**Direction**
Find the lines holding the string "JSON" in the data, then copy all of them.

**Supplied data**
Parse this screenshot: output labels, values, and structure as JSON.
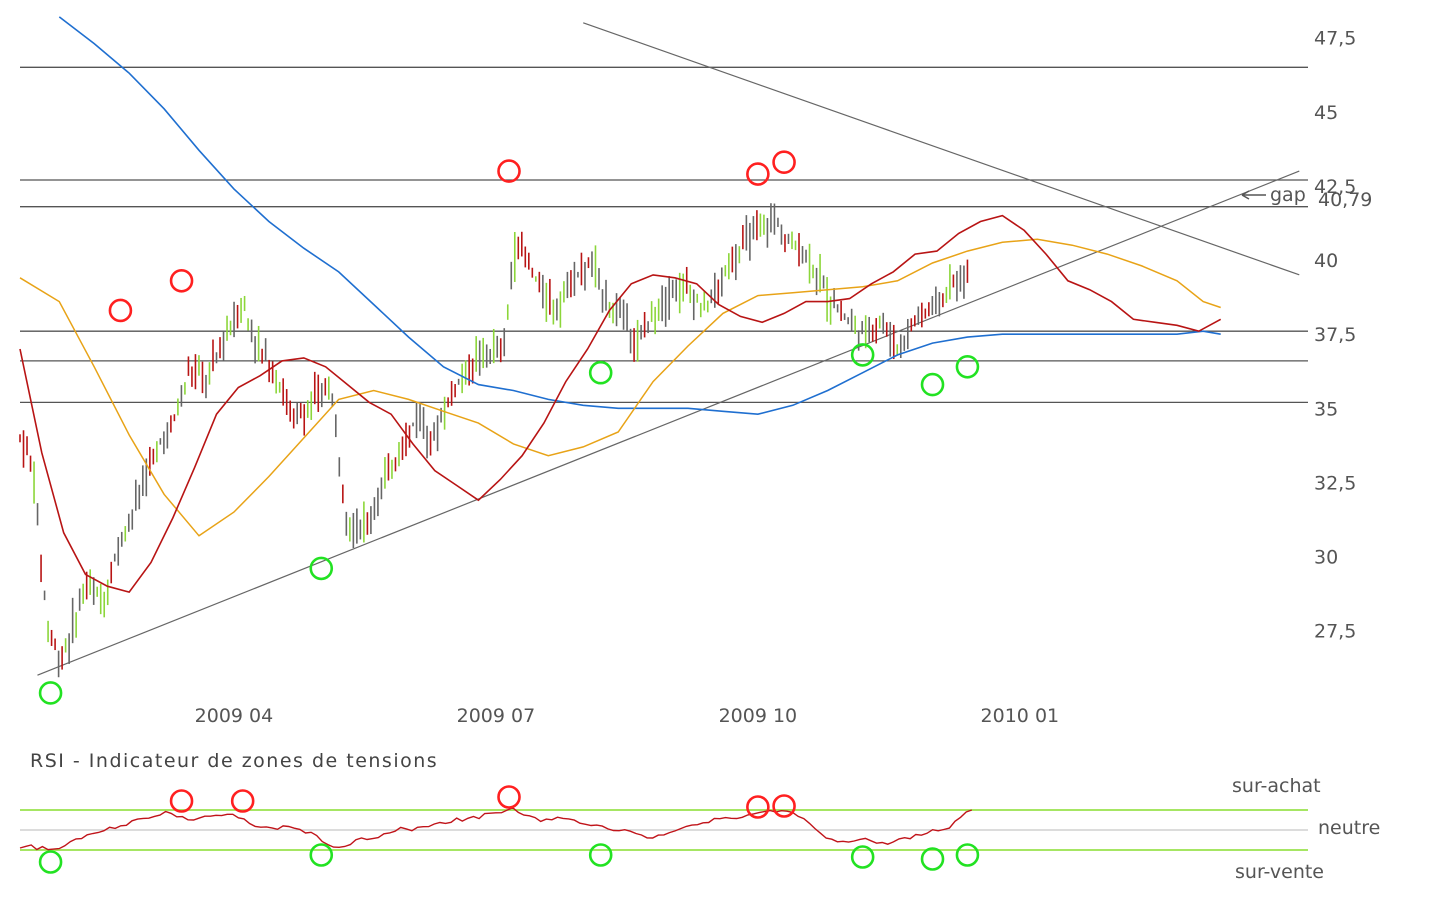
{
  "chart_data": {
    "type": "line",
    "price_panel": {
      "y_ticks": [
        "47,5",
        "45",
        "42,5",
        "40",
        "37,5",
        "35",
        "32,5",
        "30",
        "27,5"
      ],
      "ylim": [
        25.5,
        48.5
      ],
      "x_tick_labels": [
        {
          "label": "2009 04",
          "month": 3
        },
        {
          "label": "2009 07",
          "month": 6
        },
        {
          "label": "2009 10",
          "month": 9
        },
        {
          "label": "2010 01",
          "month": 12
        }
      ],
      "xlim_months": [
        0.55,
        15.3
      ],
      "horizontal_levels": [
        46.5,
        42.7,
        41.8,
        37.6,
        36.6,
        35.2
      ],
      "support_trendline": [
        {
          "month": 0.75,
          "price": 26.0
        },
        {
          "month": 15.2,
          "price": 43.0
        }
      ],
      "resistance_trendline": [
        {
          "month": 7.0,
          "price": 48.0
        },
        {
          "month": 15.2,
          "price": 39.5
        }
      ],
      "last_price_label": "40,79",
      "last_price": 40.79,
      "gap_label": "gap",
      "ma_short": [
        [
          0.55,
          37.0
        ],
        [
          0.8,
          33.5
        ],
        [
          1.05,
          30.8
        ],
        [
          1.3,
          29.4
        ],
        [
          1.55,
          29.0
        ],
        [
          1.8,
          28.8
        ],
        [
          2.05,
          29.8
        ],
        [
          2.3,
          31.3
        ],
        [
          2.55,
          33.0
        ],
        [
          2.8,
          34.8
        ],
        [
          3.05,
          35.7
        ],
        [
          3.3,
          36.1
        ],
        [
          3.55,
          36.6
        ],
        [
          3.8,
          36.7
        ],
        [
          4.05,
          36.4
        ],
        [
          4.3,
          35.8
        ],
        [
          4.55,
          35.2
        ],
        [
          4.8,
          34.8
        ],
        [
          5.05,
          33.8
        ],
        [
          5.3,
          32.9
        ],
        [
          5.55,
          32.4
        ],
        [
          5.8,
          31.9
        ],
        [
          6.05,
          32.6
        ],
        [
          6.3,
          33.4
        ],
        [
          6.55,
          34.5
        ],
        [
          6.8,
          35.9
        ],
        [
          7.05,
          37.0
        ],
        [
          7.3,
          38.3
        ],
        [
          7.55,
          39.2
        ],
        [
          7.8,
          39.5
        ],
        [
          8.05,
          39.4
        ],
        [
          8.3,
          39.2
        ],
        [
          8.55,
          38.5
        ],
        [
          8.8,
          38.1
        ],
        [
          9.05,
          37.9
        ],
        [
          9.3,
          38.2
        ],
        [
          9.55,
          38.6
        ],
        [
          9.8,
          38.6
        ],
        [
          10.05,
          38.7
        ],
        [
          10.3,
          39.2
        ],
        [
          10.55,
          39.6
        ],
        [
          10.8,
          40.2
        ],
        [
          11.05,
          40.3
        ],
        [
          11.3,
          40.9
        ],
        [
          11.55,
          41.3
        ],
        [
          11.8,
          41.5
        ],
        [
          12.05,
          41.0
        ],
        [
          12.3,
          40.2
        ],
        [
          12.55,
          39.3
        ],
        [
          12.8,
          39.0
        ],
        [
          13.05,
          38.6
        ],
        [
          13.3,
          38.0
        ],
        [
          13.55,
          37.9
        ],
        [
          13.8,
          37.8
        ],
        [
          14.05,
          37.6
        ],
        [
          14.3,
          38.0
        ]
      ],
      "ma_medium": [
        [
          0.55,
          39.4
        ],
        [
          1.0,
          38.6
        ],
        [
          1.4,
          36.4
        ],
        [
          1.8,
          34.1
        ],
        [
          2.2,
          32.1
        ],
        [
          2.6,
          30.7
        ],
        [
          3.0,
          31.5
        ],
        [
          3.4,
          32.7
        ],
        [
          3.8,
          34.0
        ],
        [
          4.2,
          35.3
        ],
        [
          4.6,
          35.6
        ],
        [
          5.0,
          35.3
        ],
        [
          5.4,
          34.9
        ],
        [
          5.8,
          34.5
        ],
        [
          6.2,
          33.8
        ],
        [
          6.6,
          33.4
        ],
        [
          7.0,
          33.7
        ],
        [
          7.4,
          34.2
        ],
        [
          7.8,
          35.9
        ],
        [
          8.2,
          37.1
        ],
        [
          8.6,
          38.2
        ],
        [
          9.0,
          38.8
        ],
        [
          9.4,
          38.9
        ],
        [
          9.8,
          39.0
        ],
        [
          10.2,
          39.1
        ],
        [
          10.6,
          39.3
        ],
        [
          11.0,
          39.9
        ],
        [
          11.4,
          40.3
        ],
        [
          11.8,
          40.6
        ],
        [
          12.2,
          40.7
        ],
        [
          12.6,
          40.5
        ],
        [
          13.0,
          40.2
        ],
        [
          13.4,
          39.8
        ],
        [
          13.8,
          39.3
        ],
        [
          14.1,
          38.6
        ],
        [
          14.3,
          38.4
        ]
      ],
      "ma_long": [
        [
          1.0,
          48.2
        ],
        [
          1.4,
          47.3
        ],
        [
          1.8,
          46.3
        ],
        [
          2.2,
          45.1
        ],
        [
          2.6,
          43.7
        ],
        [
          3.0,
          42.4
        ],
        [
          3.4,
          41.3
        ],
        [
          3.8,
          40.4
        ],
        [
          4.2,
          39.6
        ],
        [
          4.6,
          38.5
        ],
        [
          5.0,
          37.4
        ],
        [
          5.4,
          36.4
        ],
        [
          5.8,
          35.8
        ],
        [
          6.2,
          35.6
        ],
        [
          6.6,
          35.3
        ],
        [
          7.0,
          35.1
        ],
        [
          7.4,
          35.0
        ],
        [
          7.8,
          35.0
        ],
        [
          8.2,
          35.0
        ],
        [
          8.6,
          34.9
        ],
        [
          9.0,
          34.8
        ],
        [
          9.4,
          35.1
        ],
        [
          9.8,
          35.6
        ],
        [
          10.2,
          36.2
        ],
        [
          10.6,
          36.8
        ],
        [
          11.0,
          37.2
        ],
        [
          11.4,
          37.4
        ],
        [
          11.8,
          37.5
        ],
        [
          12.2,
          37.5
        ],
        [
          12.6,
          37.5
        ],
        [
          13.0,
          37.5
        ],
        [
          13.4,
          37.5
        ],
        [
          13.8,
          37.5
        ],
        [
          14.1,
          37.6
        ],
        [
          14.3,
          37.5
        ]
      ],
      "price_path": [
        [
          0.55,
          34.0
        ],
        [
          0.7,
          33.0
        ],
        [
          0.85,
          28.0
        ],
        [
          1.0,
          26.5
        ],
        [
          1.15,
          27.5
        ],
        [
          1.3,
          29.0
        ],
        [
          1.5,
          28.5
        ],
        [
          1.7,
          30.5
        ],
        [
          1.9,
          32.0
        ],
        [
          2.1,
          33.5
        ],
        [
          2.3,
          34.5
        ],
        [
          2.5,
          36.3
        ],
        [
          2.7,
          36.0
        ],
        [
          2.9,
          37.5
        ],
        [
          3.1,
          38.5
        ],
        [
          3.3,
          37.0
        ],
        [
          3.5,
          36.0
        ],
        [
          3.7,
          34.5
        ],
        [
          3.9,
          35.2
        ],
        [
          4.1,
          35.8
        ],
        [
          4.3,
          31.2
        ],
        [
          4.5,
          31.0
        ],
        [
          4.7,
          32.5
        ],
        [
          4.9,
          33.5
        ],
        [
          5.1,
          34.8
        ],
        [
          5.3,
          34.0
        ],
        [
          5.5,
          35.6
        ],
        [
          5.7,
          36.5
        ],
        [
          5.9,
          36.9
        ],
        [
          6.1,
          37.0
        ],
        [
          6.2,
          40.5
        ],
        [
          6.35,
          40.0
        ],
        [
          6.5,
          39.0
        ],
        [
          6.7,
          38.5
        ],
        [
          6.9,
          39.5
        ],
        [
          7.1,
          39.8
        ],
        [
          7.3,
          38.5
        ],
        [
          7.5,
          38.0
        ],
        [
          7.6,
          37.0
        ],
        [
          7.8,
          38.3
        ],
        [
          8.0,
          39.0
        ],
        [
          8.2,
          39.2
        ],
        [
          8.4,
          38.3
        ],
        [
          8.6,
          39.4
        ],
        [
          8.8,
          40.3
        ],
        [
          9.0,
          41.2
        ],
        [
          9.2,
          41.3
        ],
        [
          9.4,
          40.5
        ],
        [
          9.6,
          40.0
        ],
        [
          9.8,
          38.8
        ],
        [
          10.0,
          38.0
        ],
        [
          10.2,
          37.5
        ],
        [
          10.4,
          38.0
        ],
        [
          10.6,
          37.0
        ],
        [
          10.8,
          38.0
        ],
        [
          11.0,
          38.5
        ],
        [
          11.2,
          39.0
        ],
        [
          11.4,
          39.5
        ]
      ],
      "annotations": {
        "high_markers": [
          [
            1.7,
            38.3
          ],
          [
            2.4,
            39.3
          ],
          [
            6.15,
            43.0
          ],
          [
            9.0,
            42.9
          ],
          [
            9.3,
            43.3
          ]
        ],
        "low_markers": [
          [
            0.9,
            25.4
          ],
          [
            4.0,
            29.6
          ],
          [
            7.2,
            36.2
          ],
          [
            10.2,
            36.8
          ],
          [
            11.0,
            35.8
          ],
          [
            11.4,
            36.4
          ]
        ]
      }
    },
    "rsi_panel": {
      "title": "RSI   - Indicateur de zones de tensions",
      "zone_labels": {
        "overbought": "sur-achat",
        "neutral": "neutre",
        "oversold": "sur-vente"
      },
      "ylim": [
        10,
        90
      ],
      "levels": {
        "overbought": 70,
        "neutral": 50,
        "oversold": 30
      },
      "values": [
        32,
        33,
        34,
        32,
        33,
        31,
        30,
        33,
        34,
        38,
        41,
        43,
        46,
        46,
        48,
        50,
        51,
        53,
        55,
        56,
        58,
        60,
        61,
        63,
        64,
        66,
        68,
        66,
        64,
        62,
        61,
        60,
        62,
        63,
        64,
        63,
        64,
        65,
        64,
        62,
        60,
        58,
        55,
        53,
        52,
        51,
        52,
        53,
        54,
        52,
        50,
        48,
        46,
        43,
        40,
        36,
        34,
        33,
        35,
        37,
        39,
        41,
        42,
        43,
        44,
        45,
        47,
        49,
        51,
        50,
        49,
        51,
        53,
        55,
        56,
        58,
        57,
        59,
        61,
        60,
        62,
        64,
        63,
        65,
        66,
        67,
        68,
        70,
        73,
        69,
        66,
        63,
        61,
        59,
        60,
        61,
        62,
        61,
        60,
        59,
        58,
        57,
        56,
        54,
        53,
        52,
        51,
        50,
        49,
        48,
        47,
        45,
        43,
        42,
        44,
        46,
        48,
        50,
        52,
        54,
        55,
        57,
        58,
        59,
        60,
        61,
        62,
        61,
        60,
        62,
        64,
        65,
        66,
        67,
        68,
        67,
        69,
        68,
        66,
        64,
        60,
        55,
        50,
        45,
        42,
        40,
        38,
        37,
        38,
        40,
        42,
        41,
        39,
        37,
        36,
        37,
        38,
        40,
        42,
        43,
        44,
        45,
        47,
        49,
        50,
        51,
        53,
        58,
        63,
        68,
        70
      ],
      "annotations": {
        "high_markers": [
          [
            2.4,
            79
          ],
          [
            3.1,
            79
          ],
          [
            6.15,
            83
          ],
          [
            9.0,
            73
          ],
          [
            9.3,
            74
          ]
        ],
        "low_markers": [
          [
            0.9,
            18
          ],
          [
            4.0,
            25
          ],
          [
            7.2,
            25
          ],
          [
            10.2,
            23
          ],
          [
            11.0,
            21
          ],
          [
            11.4,
            25
          ]
        ]
      }
    },
    "colors": {
      "ma_short": "#b81414",
      "ma_medium": "#e8a317",
      "ma_long": "#1f6fd0",
      "candle_up": "#8cd63a",
      "candle_down": "#b81414",
      "candle_neutral": "#666666",
      "levels": "#555555",
      "rsi_line": "#c0141a",
      "rsi_bands": "#99e34d",
      "marker_high": "#ff2020",
      "marker_low": "#22e222"
    }
  }
}
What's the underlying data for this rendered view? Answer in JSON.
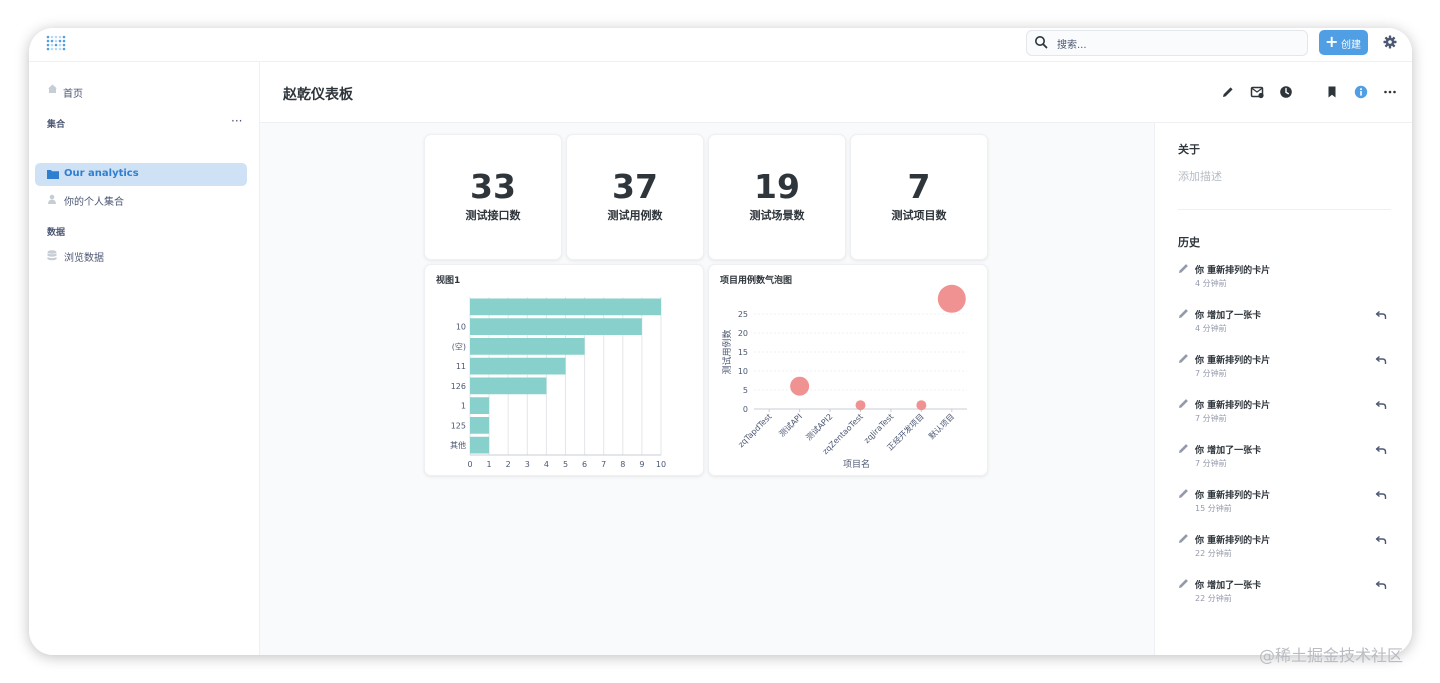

**Reply to the task**
Parse this screenshot: output labels, values, and structure as JSON.
What's the underlying data for this rendered view? Answer in JSON.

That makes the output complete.